[Stored entries]
__________________________________________________

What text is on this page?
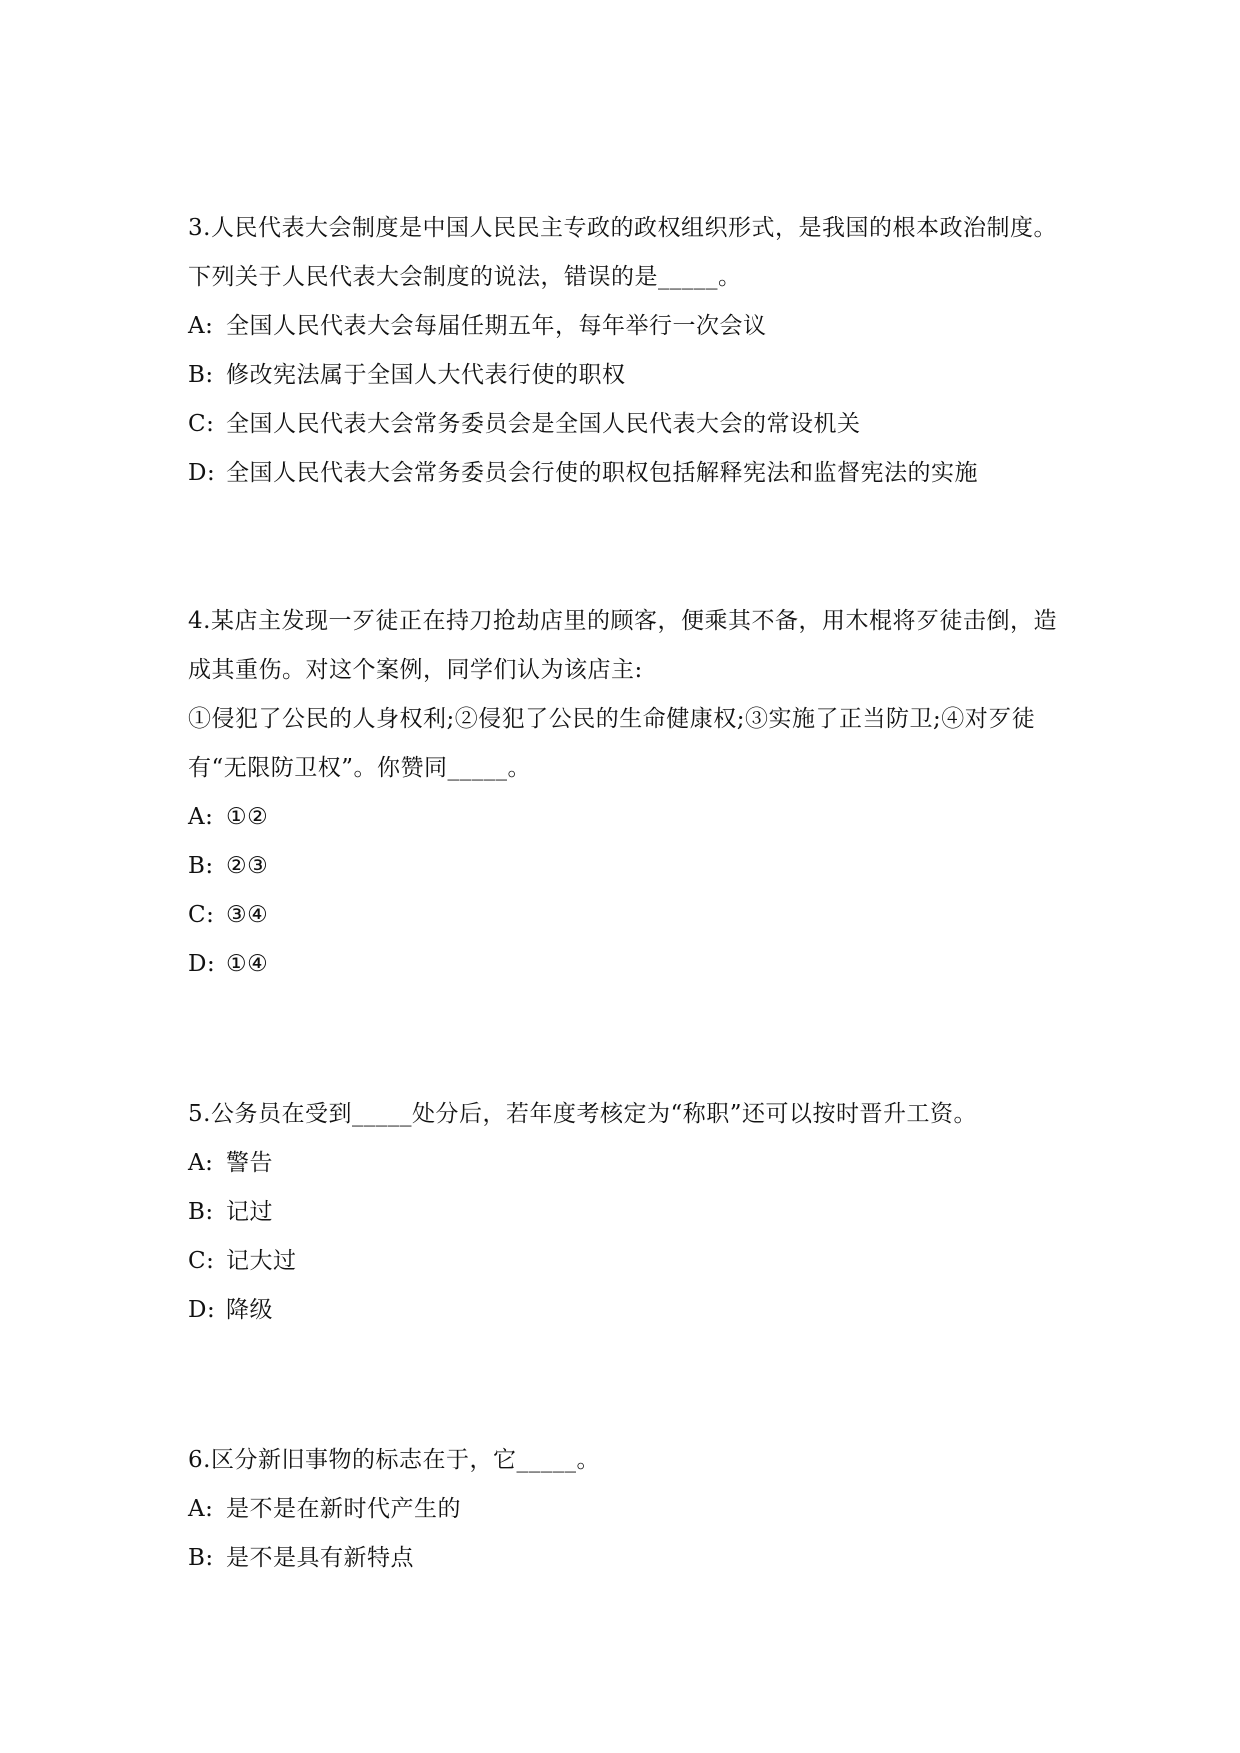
3.人民代表大会制度是中国人民民主专政的政权组织形式，是我国的根本政治制度。下列关于人民代表大会制度的说法，错误的是_____。

A: 全国人民代表大会每届任期五年，每年举行一次会议
B: 修改宪法属于全国人大代表行使的职权
C: 全国人民代表大会常务委员会是全国人民代表大会的常设机关
D: 全国人民代表大会常务委员会行使的职权包括解释宪法和监督宪法的实施

4.某店主发现一歹徒正在持刀抢劫店里的顾客，便乘其不备，用木棍将歹徒击倒，造成其重伤。对这个案例，同学们认为该店主:

①侵犯了公民的人身权利;②侵犯了公民的生命健康权;③实施了正当防卫;④对歹徒有“无限防卫权”。你赞同_____。

A: ①②
B: ②③
C: ③④
D: ①④

5.公务员在受到_____处分后，若年度考核定为“称职”还可以按时晋升工资。

A: 警告
B: 记过
C: 记大过
D: 降级

6.区分新旧事物的标志在于，它_____。

A: 是不是在新时代产生的
B: 是不是具有新特点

__________________________________________________

- **Exercise directions**: Each record above should come back exactly the same, only without its pictures.

- **Problem solution**:
What text is on this page?
3.人民代表大会制度是中国人民民主专政的政权组织形式，是我国的根本政治制度。下列关于人民代表大会制度的说法，错误的是_____。

A: 全国人民代表大会每届任期五年，每年举行一次会议
B: 修改宪法属于全国人大代表行使的职权
C: 全国人民代表大会常务委员会是全国人民代表大会的常设机关
D: 全国人民代表大会常务委员会行使的职权包括解释宪法和监督宪法的实施

4.某店主发现一歹徒正在持刀抢劫店里的顾客，便乘其不备，用木棍将歹徒击倒，造成其重伤。对这个案例，同学们认为该店主:

①侵犯了公民的人身权利;②侵犯了公民的生命健康权;③实施了正当防卫;④对歹徒有“无限防卫权”。你赞同_____。

A: ①②
B: ②③
C: ③④
D: ①④

5.公务员在受到_____处分后，若年度考核定为“称职”还可以按时晋升工资。

A: 警告
B: 记过
C: 记大过
D: 降级

6.区分新旧事物的标志在于，它_____。

A: 是不是在新时代产生的
B: 是不是具有新特点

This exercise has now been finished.